### Challenge
Reproduce all of the data exactly.

═════ Record set ═════

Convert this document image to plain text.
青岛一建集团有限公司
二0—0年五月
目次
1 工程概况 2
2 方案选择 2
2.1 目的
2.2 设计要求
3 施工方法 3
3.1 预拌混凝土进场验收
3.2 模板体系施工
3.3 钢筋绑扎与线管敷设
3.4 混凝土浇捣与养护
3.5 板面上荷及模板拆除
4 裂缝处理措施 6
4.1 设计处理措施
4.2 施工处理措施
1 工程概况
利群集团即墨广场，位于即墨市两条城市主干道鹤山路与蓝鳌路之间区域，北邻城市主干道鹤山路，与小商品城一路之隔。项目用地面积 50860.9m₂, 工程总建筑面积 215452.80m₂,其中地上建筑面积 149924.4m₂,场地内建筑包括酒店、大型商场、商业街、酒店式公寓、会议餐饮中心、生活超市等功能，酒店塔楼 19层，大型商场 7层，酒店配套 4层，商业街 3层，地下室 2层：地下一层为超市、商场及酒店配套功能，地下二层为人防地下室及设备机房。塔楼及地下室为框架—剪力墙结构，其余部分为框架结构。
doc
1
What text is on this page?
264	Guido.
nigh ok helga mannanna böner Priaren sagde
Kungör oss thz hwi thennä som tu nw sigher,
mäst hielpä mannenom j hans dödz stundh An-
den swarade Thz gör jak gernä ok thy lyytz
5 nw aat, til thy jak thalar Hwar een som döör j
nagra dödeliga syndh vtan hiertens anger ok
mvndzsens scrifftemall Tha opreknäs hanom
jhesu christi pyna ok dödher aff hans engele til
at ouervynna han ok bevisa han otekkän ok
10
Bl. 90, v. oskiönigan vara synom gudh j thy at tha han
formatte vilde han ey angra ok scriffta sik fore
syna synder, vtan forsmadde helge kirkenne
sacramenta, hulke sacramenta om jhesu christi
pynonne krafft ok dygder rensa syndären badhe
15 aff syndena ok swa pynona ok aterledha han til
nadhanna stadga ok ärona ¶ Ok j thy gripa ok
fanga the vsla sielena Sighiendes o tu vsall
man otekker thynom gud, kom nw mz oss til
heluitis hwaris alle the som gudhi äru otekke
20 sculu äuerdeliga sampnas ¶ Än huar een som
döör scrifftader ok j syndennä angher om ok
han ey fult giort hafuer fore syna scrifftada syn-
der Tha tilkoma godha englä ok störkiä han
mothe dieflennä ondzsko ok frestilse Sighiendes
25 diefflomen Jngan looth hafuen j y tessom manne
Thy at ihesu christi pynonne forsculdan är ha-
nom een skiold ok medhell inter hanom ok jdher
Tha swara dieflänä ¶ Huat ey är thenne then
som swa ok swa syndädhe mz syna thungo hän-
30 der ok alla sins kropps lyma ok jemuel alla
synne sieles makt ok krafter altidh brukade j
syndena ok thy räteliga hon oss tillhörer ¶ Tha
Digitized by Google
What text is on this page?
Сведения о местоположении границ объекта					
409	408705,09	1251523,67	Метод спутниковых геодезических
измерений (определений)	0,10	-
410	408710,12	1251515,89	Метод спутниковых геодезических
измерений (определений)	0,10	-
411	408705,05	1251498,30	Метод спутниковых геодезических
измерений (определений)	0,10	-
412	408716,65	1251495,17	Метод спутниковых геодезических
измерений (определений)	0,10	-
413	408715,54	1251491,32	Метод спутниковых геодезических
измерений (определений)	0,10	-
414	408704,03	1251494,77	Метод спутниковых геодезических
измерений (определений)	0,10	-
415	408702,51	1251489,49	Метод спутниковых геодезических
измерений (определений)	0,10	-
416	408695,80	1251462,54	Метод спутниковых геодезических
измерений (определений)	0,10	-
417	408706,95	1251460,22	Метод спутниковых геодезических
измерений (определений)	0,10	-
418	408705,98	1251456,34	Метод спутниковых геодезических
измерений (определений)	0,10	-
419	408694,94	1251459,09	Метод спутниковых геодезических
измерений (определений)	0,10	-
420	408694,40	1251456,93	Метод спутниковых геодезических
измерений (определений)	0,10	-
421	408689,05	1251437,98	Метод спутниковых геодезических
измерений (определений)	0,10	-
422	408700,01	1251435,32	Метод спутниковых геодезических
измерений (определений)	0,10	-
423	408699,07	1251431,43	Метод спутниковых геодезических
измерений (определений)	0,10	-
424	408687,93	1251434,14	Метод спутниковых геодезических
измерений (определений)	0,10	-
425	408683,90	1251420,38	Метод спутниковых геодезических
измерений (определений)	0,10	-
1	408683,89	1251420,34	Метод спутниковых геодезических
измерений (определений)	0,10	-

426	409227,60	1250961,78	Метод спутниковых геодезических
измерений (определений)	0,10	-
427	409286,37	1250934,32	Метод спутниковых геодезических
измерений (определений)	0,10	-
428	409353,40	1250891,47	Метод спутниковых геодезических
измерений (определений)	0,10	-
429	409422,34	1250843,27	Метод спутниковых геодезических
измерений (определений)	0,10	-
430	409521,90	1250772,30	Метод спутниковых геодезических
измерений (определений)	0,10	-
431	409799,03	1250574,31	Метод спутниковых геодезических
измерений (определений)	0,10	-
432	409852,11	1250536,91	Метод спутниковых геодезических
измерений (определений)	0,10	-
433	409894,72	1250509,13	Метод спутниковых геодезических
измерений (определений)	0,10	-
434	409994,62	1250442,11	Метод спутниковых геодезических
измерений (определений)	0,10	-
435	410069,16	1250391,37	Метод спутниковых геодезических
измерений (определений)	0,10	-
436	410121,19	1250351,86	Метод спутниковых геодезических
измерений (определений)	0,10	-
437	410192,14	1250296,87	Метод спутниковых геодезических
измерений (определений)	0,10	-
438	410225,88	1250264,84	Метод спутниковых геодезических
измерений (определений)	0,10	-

═════

### Answer in full
Convert this document image to plain text.
青岛一建集团有限公司
二0—0年五月
目次
1 工程概况 2
2 方案选择 2
2.1 目的
2.2 设计要求
3 施工方法 3
3.1 预拌混凝土进场验收
3.2 模板体系施工
3.3 钢筋绑扎与线管敷设
3.4 混凝土浇捣与养护
3.5 板面上荷及模板拆除
4 裂缝处理措施 6
4.1 设计处理措施
4.2 施工处理措施
1 工程概况
利群集团即墨广场，位于即墨市两条城市主干道鹤山路与蓝鳌路之间区域，北邻城市主干道鹤山路，与小商品城一路之隔。项目用地面积 50860.9m₂, 工程总建筑面积 215452.80m₂,其中地上建筑面积 149924.4m₂,场地内建筑包括酒店、大型商场、商业街、酒店式公寓、会议餐饮中心、生活超市等功能，酒店塔楼 19层，大型商场 7层，酒店配套 4层，商业街 3层，地下室 2层：地下一层为超市、商场及酒店配套功能，地下二层为人防地下室及设备机房。塔楼及地下室为框架—剪力墙结构，其余部分为框架结构。
doc
1
What text is on this page?
264	Guido.
nigh ok helga mannanna böner Priaren sagde
Kungör oss thz hwi thennä som tu nw sigher,
mäst hielpä mannenom j hans dödz stundh An-
den swarade Thz gör jak gernä ok thy lyytz
5 nw aat, til thy jak thalar Hwar een som döör j
nagra dödeliga syndh vtan hiertens anger ok
mvndzsens scrifftemall Tha opreknäs hanom
jhesu christi pyna ok dödher aff hans engele til
at ouervynna han ok bevisa han otekkän ok
10
Bl. 90, v. oskiönigan vara synom gudh j thy at tha han
formatte vilde han ey angra ok scriffta sik fore
syna synder, vtan forsmadde helge kirkenne
sacramenta, hulke sacramenta om jhesu christi
pynonne krafft ok dygder rensa syndären badhe
15 aff syndena ok swa pynona ok aterledha han til
nadhanna stadga ok ärona ¶ Ok j thy gripa ok
fanga the vsla sielena Sighiendes o tu vsall
man otekker thynom gud, kom nw mz oss til
heluitis hwaris alle the som gudhi äru otekke
20 sculu äuerdeliga sampnas ¶ Än huar een som
döör scrifftader ok j syndennä angher om ok
han ey fult giort hafuer fore syna scrifftada syn-
der Tha tilkoma godha englä ok störkiä han
mothe dieflennä ondzsko ok frestilse Sighiendes
25 diefflomen Jngan looth hafuen j y tessom manne
Thy at ihesu christi pynonne forsculdan är ha-
nom een skiold ok medhell inter hanom ok jdher
Tha swara dieflänä ¶ Huat ey är thenne then
som swa ok swa syndädhe mz syna thungo hän-
30 der ok alla sins kropps lyma ok jemuel alla
synne sieles makt ok krafter altidh brukade j
syndena ok thy räteliga hon oss tillhörer ¶ Tha
Digitized by Google
What text is on this page?
Сведения о местоположении границ объекта					
409	408705,09	1251523,67	Метод спутниковых геодезических
измерений (определений)	0,10	-
410	408710,12	1251515,89	Метод спутниковых геодезических
измерений (определений)	0,10	-
411	408705,05	1251498,30	Метод спутниковых геодезических
измерений (определений)	0,10	-
412	408716,65	1251495,17	Метод спутниковых геодезических
измерений (определений)	0,10	-
413	408715,54	1251491,32	Метод спутниковых геодезических
измерений (определений)	0,10	-
414	408704,03	1251494,77	Метод спутниковых геодезических
измерений (определений)	0,10	-
415	408702,51	1251489,49	Метод спутниковых геодезических
измерений (определений)	0,10	-
416	408695,80	1251462,54	Метод спутниковых геодезических
измерений (определений)	0,10	-
417	408706,95	1251460,22	Метод спутниковых геодезических
измерений (определений)	0,10	-
418	408705,98	1251456,34	Метод спутниковых геодезических
измерений (определений)	0,10	-
419	408694,94	1251459,09	Метод спутниковых геодезических
измерений (определений)	0,10	-
420	408694,40	1251456,93	Метод спутниковых геодезических
измерений (определений)	0,10	-
421	408689,05	1251437,98	Метод спутниковых геодезических
измерений (определений)	0,10	-
422	408700,01	1251435,32	Метод спутниковых геодезических
измерений (определений)	0,10	-
423	408699,07	1251431,43	Метод спутниковых геодезических
измерений (определений)	0,10	-
424	408687,93	1251434,14	Метод спутниковых геодезических
измерений (определений)	0,10	-
425	408683,90	1251420,38	Метод спутниковых геодезических
измерений (определений)	0,10	-
1	408683,89	1251420,34	Метод спутниковых геодезических
измерений (определений)	0,10	-

426	409227,60	1250961,78	Метод спутниковых геодезических
измерений (определений)	0,10	-
427	409286,37	1250934,32	Метод спутниковых геодезических
измерений (определений)	0,10	-
428	409353,40	1250891,47	Метод спутниковых геодезических
измерений (определений)	0,10	-
429	409422,34	1250843,27	Метод спутниковых геодезических
измерений (определений)	0,10	-
430	409521,90	1250772,30	Метод спутниковых геодезических
измерений (определений)	0,10	-
431	409799,03	1250574,31	Метод спутниковых геодезических
измерений (определений)	0,10	-
432	409852,11	1250536,91	Метод спутниковых геодезических
измерений (определений)	0,10	-
433	409894,72	1250509,13	Метод спутниковых геодезических
измерений (определений)	0,10	-
434	409994,62	1250442,11	Метод спутниковых геодезических
измерений (определений)	0,10	-
435	410069,16	1250391,37	Метод спутниковых геодезических
измерений (определений)	0,10	-
436	410121,19	1250351,86	Метод спутниковых геодезических
измерений (определений)	0,10	-
437	410192,14	1250296,87	Метод спутниковых геодезических
измерений (определений)	0,10	-
438	410225,88	1250264,84	Метод спутниковых геодезических
измерений (определений)	0,10	-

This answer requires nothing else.